**TASK DIRECTIONS**
The records should be repeated word for word, pictures excluded.

**DATA FOR PROCESSING**
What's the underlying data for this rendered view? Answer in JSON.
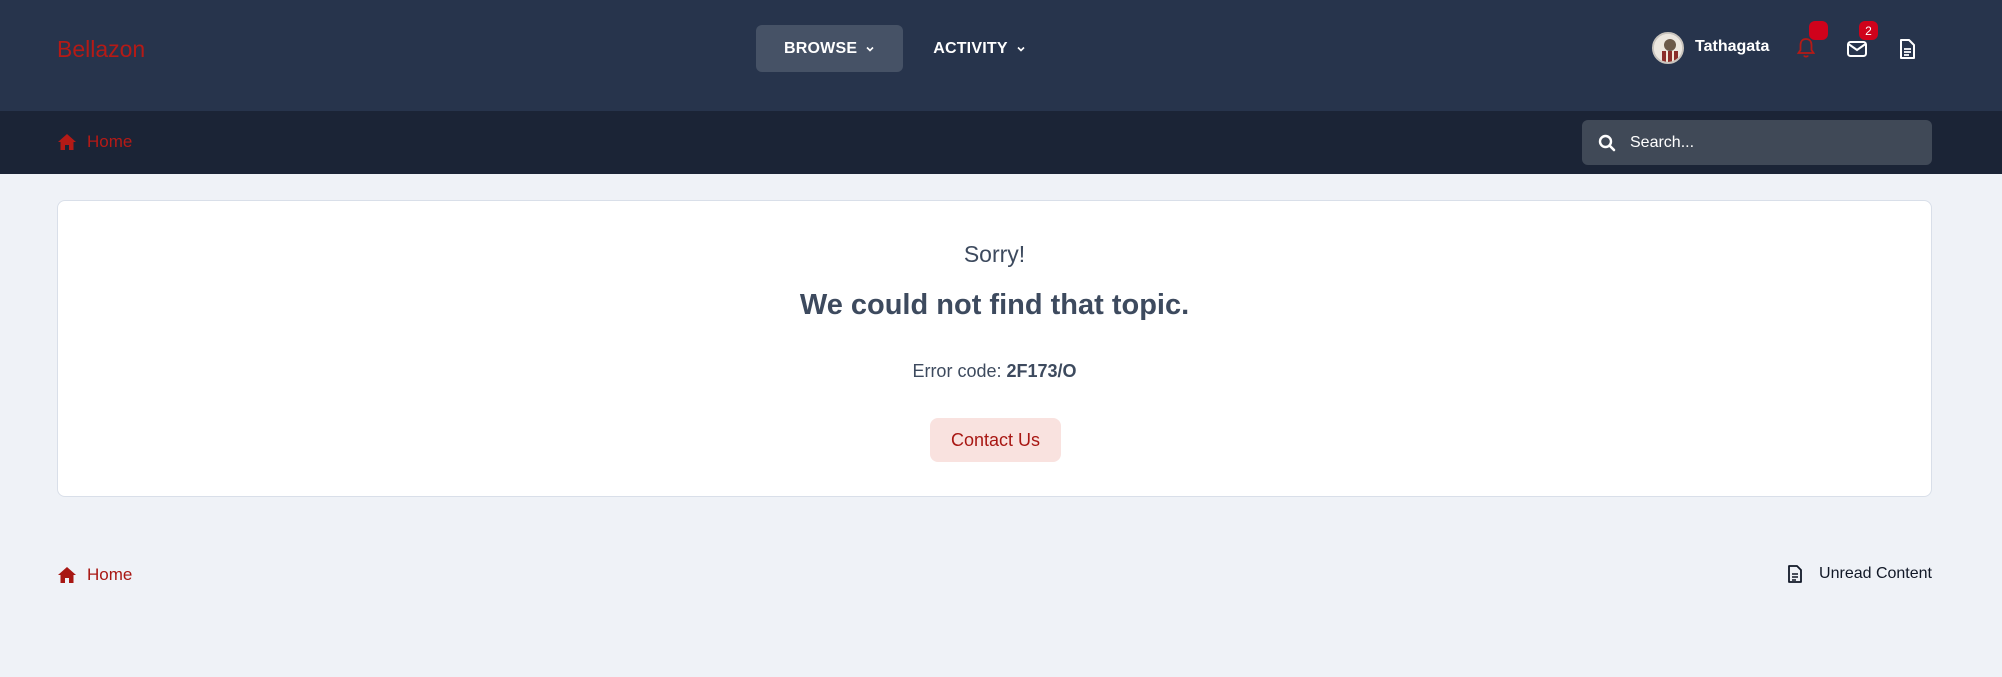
{
  "header": {
    "logo": "Bellazon",
    "nav": [
      {
        "label": "BROWSE",
        "active": true
      },
      {
        "label": "ACTIVITY",
        "active": false
      }
    ],
    "user": {
      "name": "Tathagata"
    },
    "notifications": {
      "count": ""
    },
    "messages": {
      "count": "2"
    }
  },
  "subbar": {
    "breadcrumb": "Home",
    "search": {
      "placeholder": "Search..."
    }
  },
  "error": {
    "title": "Sorry!",
    "message": "We could not find that topic.",
    "code_label": "Error code:",
    "code": "2F173/O",
    "button": "Contact Us"
  },
  "footer": {
    "breadcrumb": "Home",
    "unread": "Unread Content"
  },
  "colors": {
    "header_bg": "#27344c",
    "subbar_bg": "#1b2436",
    "accent": "#b51a16",
    "page_bg": "#eff2f7"
  }
}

**REPLY TO THE TASK**
What's the underlying data for this rendered view? Answer in JSON.
{
  "header": {
    "logo": "Bellazon",
    "nav": [
      {
        "label": "BROWSE",
        "active": true
      },
      {
        "label": "ACTIVITY",
        "active": false
      }
    ],
    "user": {
      "name": "Tathagata"
    },
    "notifications": {
      "count": ""
    },
    "messages": {
      "count": "2"
    }
  },
  "subbar": {
    "breadcrumb": "Home",
    "search": {
      "placeholder": "Search..."
    }
  },
  "error": {
    "title": "Sorry!",
    "message": "We could not find that topic.",
    "code_label": "Error code:",
    "code": "2F173/O",
    "button": "Contact Us"
  },
  "footer": {
    "breadcrumb": "Home",
    "unread": "Unread Content"
  },
  "colors": {
    "header_bg": "#27344c",
    "subbar_bg": "#1b2436",
    "accent": "#b51a16",
    "page_bg": "#eff2f7"
  }
}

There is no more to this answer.